> [Set problem]
Pick every line from the data that holds the word "فلزات".

[Entries with figure data]
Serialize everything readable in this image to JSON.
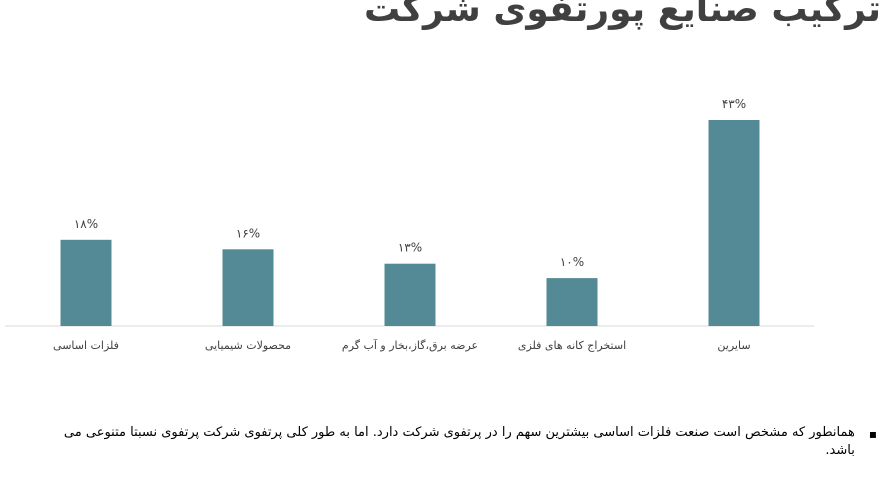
{
  "page": {
    "title": "ترکیب صنایع پورتفوی شرکت",
    "bullet_symbol": "▪",
    "bullet_text": "همانطور که مشخص است صنعت فلزات اساسی بیشترین سهم را در پرتفوی شرکت دارد. اما به طور کلی پرتفوی شرکت پرتفوی نسبتا متنوعی می باشد."
  },
  "chart_data": {
    "type": "bar",
    "categories": [
      "فلزات اساسی",
      "محصولات شیمیایی",
      "عرضه برق،گاز،بخار و آب گرم",
      "استخراج کانه های فلزی",
      "سایرین"
    ],
    "values": [
      18,
      16,
      13,
      10,
      43
    ],
    "data_labels": [
      "۱۸%",
      "۱۶%",
      "۱۳%",
      "۱۰%",
      "۴۳%"
    ],
    "unit": "%",
    "ylim": [
      0,
      43
    ],
    "bar_color": "#548A96",
    "axis_color": "#D9D9D9",
    "grid": false,
    "legend": "none"
  }
}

> [Final result]
    "bullet_text": "همانطور که مشخص است صنعت فلزات اساسی بیشترین سهم را در پرتفوی شرکت دارد. اما به طور کلی پرتفوی شرکت پرتفوی نسبتا متنوعی می باشد."
      "فلزات اساسی",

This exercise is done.